[Dataset records]
[START]

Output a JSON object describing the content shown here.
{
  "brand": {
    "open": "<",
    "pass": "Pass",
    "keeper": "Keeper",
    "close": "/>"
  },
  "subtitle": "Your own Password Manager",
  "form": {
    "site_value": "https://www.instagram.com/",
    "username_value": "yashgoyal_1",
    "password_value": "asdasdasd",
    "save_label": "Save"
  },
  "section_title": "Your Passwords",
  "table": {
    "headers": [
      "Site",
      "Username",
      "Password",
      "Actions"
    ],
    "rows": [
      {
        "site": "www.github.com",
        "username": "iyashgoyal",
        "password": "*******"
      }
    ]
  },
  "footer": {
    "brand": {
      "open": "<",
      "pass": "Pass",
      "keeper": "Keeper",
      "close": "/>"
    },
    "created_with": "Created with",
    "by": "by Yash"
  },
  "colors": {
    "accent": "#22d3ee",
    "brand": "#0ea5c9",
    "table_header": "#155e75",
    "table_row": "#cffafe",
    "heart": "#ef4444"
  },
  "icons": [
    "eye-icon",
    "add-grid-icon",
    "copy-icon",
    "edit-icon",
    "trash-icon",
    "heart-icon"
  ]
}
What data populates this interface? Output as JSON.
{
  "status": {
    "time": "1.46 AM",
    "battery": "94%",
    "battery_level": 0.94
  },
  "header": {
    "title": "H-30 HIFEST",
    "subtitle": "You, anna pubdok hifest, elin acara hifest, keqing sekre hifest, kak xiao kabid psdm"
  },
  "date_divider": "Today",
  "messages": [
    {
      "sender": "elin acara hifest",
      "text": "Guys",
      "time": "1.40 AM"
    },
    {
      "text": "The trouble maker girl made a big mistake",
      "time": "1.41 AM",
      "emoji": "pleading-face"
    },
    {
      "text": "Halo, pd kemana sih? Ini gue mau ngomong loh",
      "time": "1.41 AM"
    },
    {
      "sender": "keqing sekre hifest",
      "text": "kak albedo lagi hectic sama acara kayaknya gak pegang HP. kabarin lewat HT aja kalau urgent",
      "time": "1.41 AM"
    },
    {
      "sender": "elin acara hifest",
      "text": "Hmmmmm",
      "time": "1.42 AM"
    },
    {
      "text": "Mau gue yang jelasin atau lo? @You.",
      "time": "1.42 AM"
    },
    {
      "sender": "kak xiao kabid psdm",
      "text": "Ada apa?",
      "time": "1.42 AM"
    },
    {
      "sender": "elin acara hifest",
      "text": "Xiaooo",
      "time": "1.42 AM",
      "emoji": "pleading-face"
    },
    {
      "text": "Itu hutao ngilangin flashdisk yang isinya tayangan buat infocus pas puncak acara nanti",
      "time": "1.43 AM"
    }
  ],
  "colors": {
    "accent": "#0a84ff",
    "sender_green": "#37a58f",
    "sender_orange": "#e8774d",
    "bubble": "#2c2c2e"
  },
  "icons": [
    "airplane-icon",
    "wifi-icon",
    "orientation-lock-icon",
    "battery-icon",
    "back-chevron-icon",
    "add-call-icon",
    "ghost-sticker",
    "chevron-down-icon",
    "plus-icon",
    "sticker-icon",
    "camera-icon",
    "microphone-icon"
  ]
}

[END]

- _Task description_
Repeat the listing exactly, from its first line to its last.

- _Full solution_
Output a JSON object describing the content shown here.
{
  "brand": {
    "open": "<",
    "pass": "Pass",
    "keeper": "Keeper",
    "close": "/>"
  },
  "subtitle": "Your own Password Manager",
  "form": {
    "site_value": "https://www.instagram.com/",
    "username_value": "yashgoyal_1",
    "password_value": "asdasdasd",
    "save_label": "Save"
  },
  "section_title": "Your Passwords",
  "table": {
    "headers": [
      "Site",
      "Username",
      "Password",
      "Actions"
    ],
    "rows": [
      {
        "site": "www.github.com",
        "username": "iyashgoyal",
        "password": "*******"
      }
    ]
  },
  "footer": {
    "brand": {
      "open": "<",
      "pass": "Pass",
      "keeper": "Keeper",
      "close": "/>"
    },
    "created_with": "Created with",
    "by": "by Yash"
  },
  "colors": {
    "accent": "#22d3ee",
    "brand": "#0ea5c9",
    "table_header": "#155e75",
    "table_row": "#cffafe",
    "heart": "#ef4444"
  },
  "icons": [
    "eye-icon",
    "add-grid-icon",
    "copy-icon",
    "edit-icon",
    "trash-icon",
    "heart-icon"
  ]
}
What data populates this interface? Output as JSON.
{
  "status": {
    "time": "1.46 AM",
    "battery": "94%",
    "battery_level": 0.94
  },
  "header": {
    "title": "H-30 HIFEST",
    "subtitle": "You, anna pubdok hifest, elin acara hifest, keqing sekre hifest, kak xiao kabid psdm"
  },
  "date_divider": "Today",
  "messages": [
    {
      "sender": "elin acara hifest",
      "text": "Guys",
      "time": "1.40 AM"
    },
    {
      "text": "The trouble maker girl made a big mistake",
      "time": "1.41 AM",
      "emoji": "pleading-face"
    },
    {
      "text": "Halo, pd kemana sih? Ini gue mau ngomong loh",
      "time": "1.41 AM"
    },
    {
      "sender": "keqing sekre hifest",
      "text": "kak albedo lagi hectic sama acara kayaknya gak pegang HP. kabarin lewat HT aja kalau urgent",
      "time": "1.41 AM"
    },
    {
      "sender": "elin acara hifest",
      "text": "Hmmmmm",
      "time": "1.42 AM"
    },
    {
      "text": "Mau gue yang jelasin atau lo? @You.",
      "time": "1.42 AM"
    },
    {
      "sender": "kak xiao kabid psdm",
      "text": "Ada apa?",
      "time": "1.42 AM"
    },
    {
      "sender": "elin acara hifest",
      "text": "Xiaooo",
      "time": "1.42 AM",
      "emoji": "pleading-face"
    },
    {
      "text": "Itu hutao ngilangin flashdisk yang isinya tayangan buat infocus pas puncak acara nanti",
      "time": "1.43 AM"
    }
  ],
  "colors": {
    "accent": "#0a84ff",
    "sender_green": "#37a58f",
    "sender_orange": "#e8774d",
    "bubble": "#2c2c2e"
  },
  "icons": [
    "airplane-icon",
    "wifi-icon",
    "orientation-lock-icon",
    "battery-icon",
    "back-chevron-icon",
    "add-call-icon",
    "ghost-sticker",
    "chevron-down-icon",
    "plus-icon",
    "sticker-icon",
    "camera-icon",
    "microphone-icon"
  ]
}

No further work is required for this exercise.